▸ TASK REQUIREMENTS
Repeat exactly, and only, the lines from the line bearing "OCR this image." through the end of the material. Do not copy the pictures.

────────────────

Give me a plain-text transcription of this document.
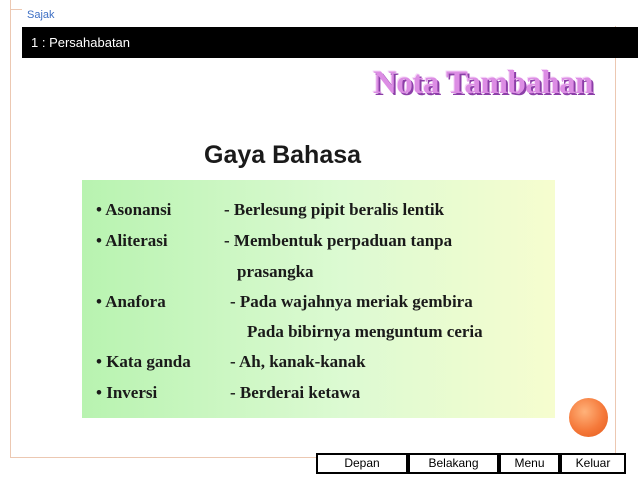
Sajak
1 : Persahabatan
Nota Tambahan
Gaya Bahasa
• Asonansi	- Berlesung pipit beralis lentik
• Aliterasi	- Membentuk perpaduan tanpa
prasangka
• Anafora	- Pada wajahnya meriak gembira
Pada bibirnya menguntum ceria
• Kata ganda - Ah, kanak-kanak
• Inversi	- Berderai ketawa
Depan	Belakang	Menu	Keluar
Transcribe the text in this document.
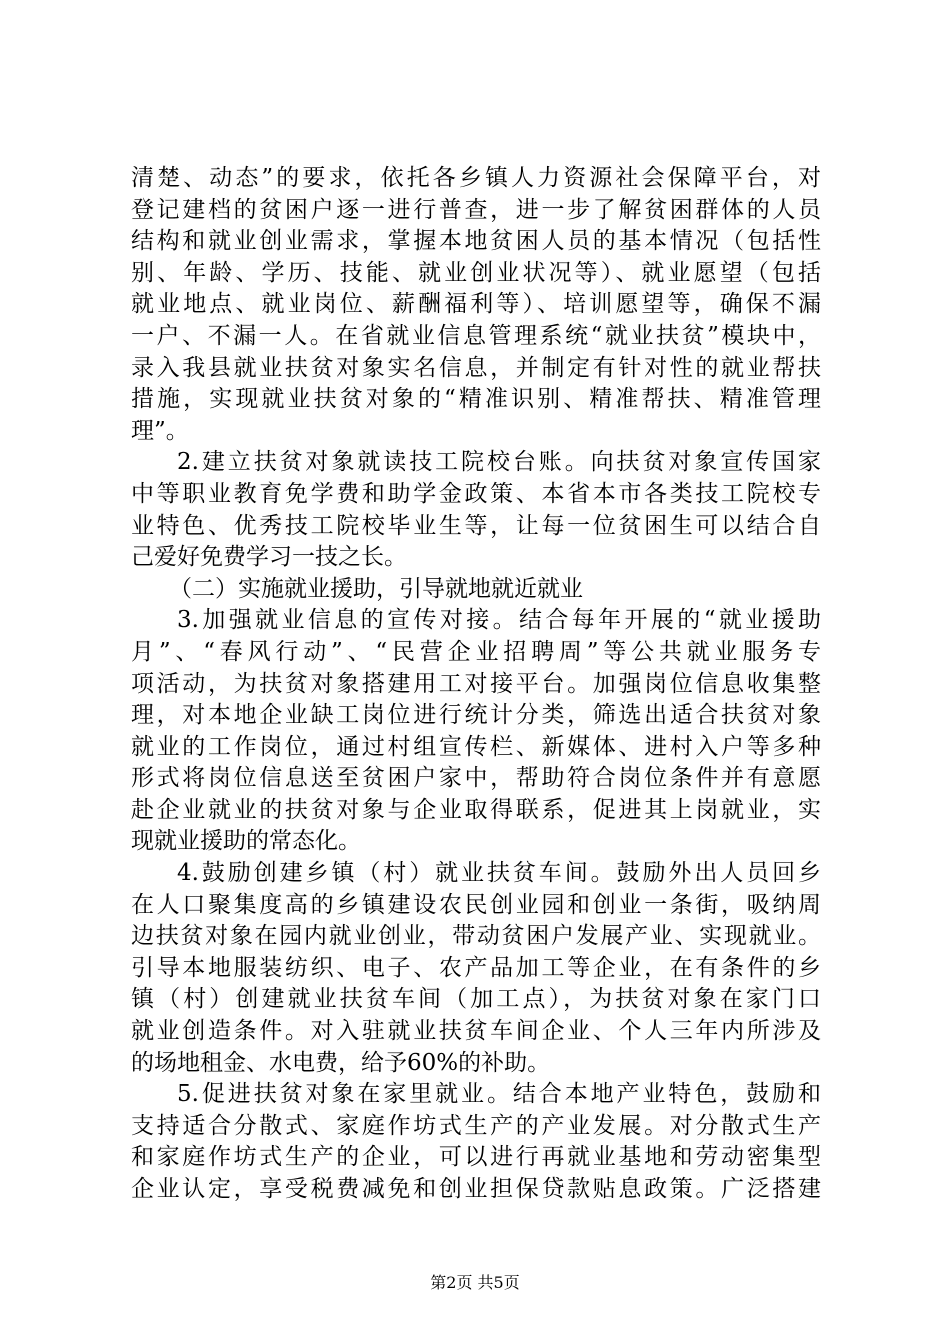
清楚、动态”的要求，依托各乡镇人力资源社会保障平台，对
登记建档的贫困户逐一进行普查，进一步了解贫困群体的人员
结构和就业创业需求，掌握本地贫困人员的基本情况（包括性
别、年龄、学历、技能、就业创业状况等）、就业愿望（包括
就业地点、就业岗位、薪酬福利等）、培训愿望等，确保不漏
一户、不漏一人。在省就业信息管理系统“就业扶贫”模块中，
录入我县就业扶贫对象实名信息，并制定有针对性的就业帮扶
措施，实现就业扶贫对象的“精准识别、精准帮扶、精准管理
理”。
2.建立扶贫对象就读技工院校台账。向扶贫对象宣传国家
中等职业教育免学费和助学金政策、本省本市各类技工院校专
业特色、优秀技工院校毕业生等，让每一位贫困生可以结合自
己爱好免费学习一技之长。
（二）实施就业援助，引导就地就近就业
3.加强就业信息的宣传对接。结合每年开展的“就业援助
月”、“春风行动”、“民营企业招聘周”等公共就业服务专
项活动，为扶贫对象搭建用工对接平台。加强岗位信息收集整
理，对本地企业缺工岗位进行统计分类，筛选出适合扶贫对象
就业的工作岗位，通过村组宣传栏、新媒体、进村入户等多种
形式将岗位信息送至贫困户家中，帮助符合岗位条件并有意愿
赴企业就业的扶贫对象与企业取得联系，促进其上岗就业，实
现就业援助的常态化。
4.鼓励创建乡镇（村）就业扶贫车间。鼓励外出人员回乡
在人口聚集度高的乡镇建设农民创业园和创业一条街，吸纳周
边扶贫对象在园内就业创业，带动贫困户发展产业、实现就业。
引导本地服装纺织、电子、农产品加工等企业，在有条件的乡
镇（村）创建就业扶贫车间（加工点），为扶贫对象在家门口
就业创造条件。对入驻就业扶贫车间企业、个人三年内所涉及
的场地租金、水电费，给予60%的补助。
5.促进扶贫对象在家里就业。结合本地产业特色，鼓励和
支持适合分散式、家庭作坊式生产的产业发展。对分散式生产
和家庭作坊式生产的企业，可以进行再就业基地和劳动密集型
企业认定，享受税费减免和创业担保贷款贴息政策。广泛搭建
第2页 共5页
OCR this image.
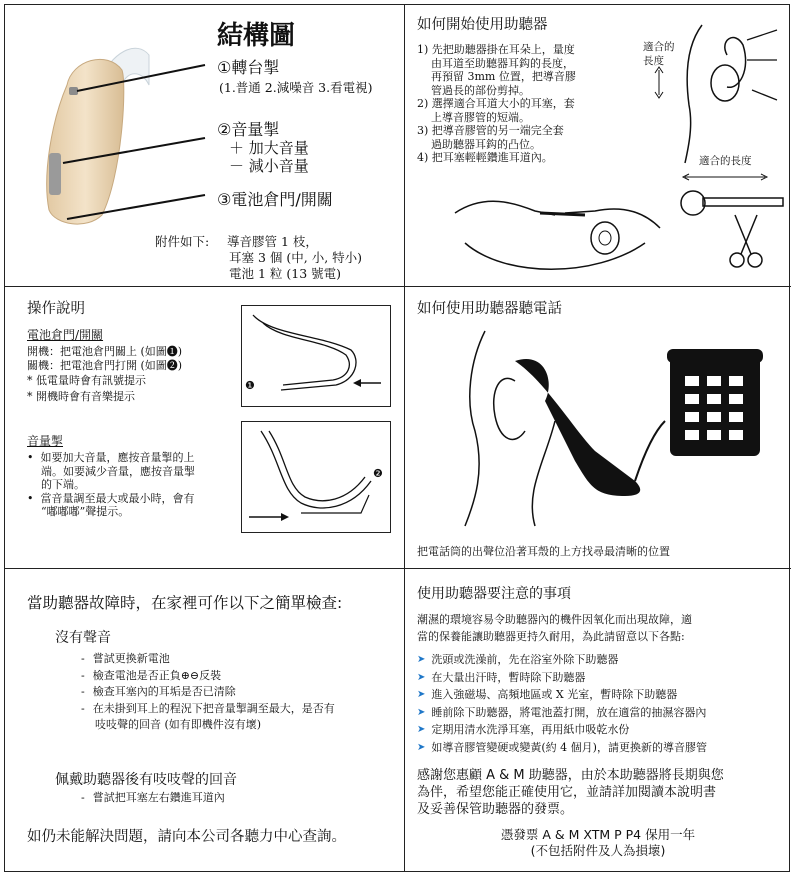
結構圖
①轉台掣
(1.普通 2.減噪音 3.看電視)
②音量掣
＋ 加大音量
－ 減小音量
③電池倉門/開關
附件如下: 導音膠管 1 枝，
耳塞 3 個 (中, 小, 特小)
電池 1 粒 (13 號電)
如何開始使用助聽器
1) 先把助聽器掛在耳朵上，量度
由耳道至助聽器耳鈎的長度，
再預留 3mm 位置，把導音膠
管過長的部份剪掉。
2) 選擇適合耳道大小的耳塞，套
上導音膠管的短端。
3) 把導音膠管的另一端完全套
過助聽器耳鈎的凸位。
4) 把耳塞輕輕鑽進耳道內。
適合的
長度
適合的長度
操作說明
電池倉門/開關
開機：把電池倉門關上 (如圖❶)
關機：把電池倉門打開 (如圖❷)
* 低電量時會有訊號提示
* 開機時會有音樂提示
音量掣
•  如要加大音量，應按音量掣的上
端。如要減少音量，應按音量掣
的下端。
•  當音量調至最大或最小時，會有
“嘟嘟嘟”聲提示。
❶
❷
如何使用助聽器聽電話
把電話筒的出聲位沿著耳殼的上方找尋最清晰的位置
當助聽器故障時，在家裡可作以下之簡單檢查:
沒有聲音
- 嘗試更換新電池
- 檢查電池是否正負⊕⊖反裝
- 檢查耳塞內的耳垢是否已清除
- 在未掛到耳上的程況下把音量掣調至最大，是否有
吱吱聲的回音 (如有即機件沒有壞)
佩戴助聽器後有吱吱聲的回音
- 嘗試把耳塞左右鑽進耳道內
如仍未能解決問題，請向本公司各聽力中心查詢。
使用助聽器要注意的事項
潮濕的環境容易令助聽器內的機件因氧化而出現故障，適
當的保養能讓助聽器更持久耐用，為此請留意以下各點:
➤ 洗頭或洗澡前，先在浴室外除下助聽器
➤ 在大量出汗時，暫時除下助聽器
➤ 進入強磁場、高頻地區或 X 光室，暫時除下助聽器
➤ 睡前除下助聽器，將電池蓋打開，放在適當的抽濕容器內
➤ 定期用清水洗淨耳塞，再用紙巾吸乾水份
➤ 如導音膠管變硬或變黃(約 4 個月)，請更換新的導音膠管
感謝您惠顧 A & M 助聽器，由於本助聽器將長期與您
為伴，希望您能正確使用它，並請詳加閱讀本說明書
及妥善保管助聽器的發票。
憑發票 A & M XTM P P4 保用一年
(不包括附件及人為損壞)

────────────────

▸ ANSWER TO THE PROBLEM
OCR this image.
結構圖
①轉台掣
(1.普通 2.減噪音 3.看電視)
②音量掣
＋ 加大音量
－ 減小音量
③電池倉門/開關
附件如下: 導音膠管 1 枝，
耳塞 3 個 (中, 小, 特小)
電池 1 粒 (13 號電)
如何開始使用助聽器
1) 先把助聽器掛在耳朵上，量度
由耳道至助聽器耳鈎的長度，
再預留 3mm 位置，把導音膠
管過長的部份剪掉。
2) 選擇適合耳道大小的耳塞，套
上導音膠管的短端。
3) 把導音膠管的另一端完全套
過助聽器耳鈎的凸位。
4) 把耳塞輕輕鑽進耳道內。
適合的
長度
適合的長度
操作說明
電池倉門/開關
開機：把電池倉門關上 (如圖❶)
關機：把電池倉門打開 (如圖❷)
* 低電量時會有訊號提示
* 開機時會有音樂提示
音量掣
•  如要加大音量，應按音量掣的上
端。如要減少音量，應按音量掣
的下端。
•  當音量調至最大或最小時，會有
“嘟嘟嘟”聲提示。
❶
❷
如何使用助聽器聽電話
把電話筒的出聲位沿著耳殼的上方找尋最清晰的位置
當助聽器故障時，在家裡可作以下之簡單檢查:
沒有聲音
- 嘗試更換新電池
- 檢查電池是否正負⊕⊖反裝
- 檢查耳塞內的耳垢是否已清除
- 在未掛到耳上的程況下把音量掣調至最大，是否有
吱吱聲的回音 (如有即機件沒有壞)
佩戴助聽器後有吱吱聲的回音
- 嘗試把耳塞左右鑽進耳道內
如仍未能解決問題，請向本公司各聽力中心查詢。
使用助聽器要注意的事項
潮濕的環境容易令助聽器內的機件因氧化而出現故障，適
當的保養能讓助聽器更持久耐用，為此請留意以下各點:
➤ 洗頭或洗澡前，先在浴室外除下助聽器
➤ 在大量出汗時，暫時除下助聽器
➤ 進入強磁場、高頻地區或 X 光室，暫時除下助聽器
➤ 睡前除下助聽器，將電池蓋打開，放在適當的抽濕容器內
➤ 定期用清水洗淨耳塞，再用紙巾吸乾水份
➤ 如導音膠管變硬或變黃(約 4 個月)，請更換新的導音膠管
感謝您惠顧 A & M 助聽器，由於本助聽器將長期與您
為伴，希望您能正確使用它，並請詳加閱讀本說明書
及妥善保管助聽器的發票。
憑發票 A & M XTM P P4 保用一年
(不包括附件及人為損壞)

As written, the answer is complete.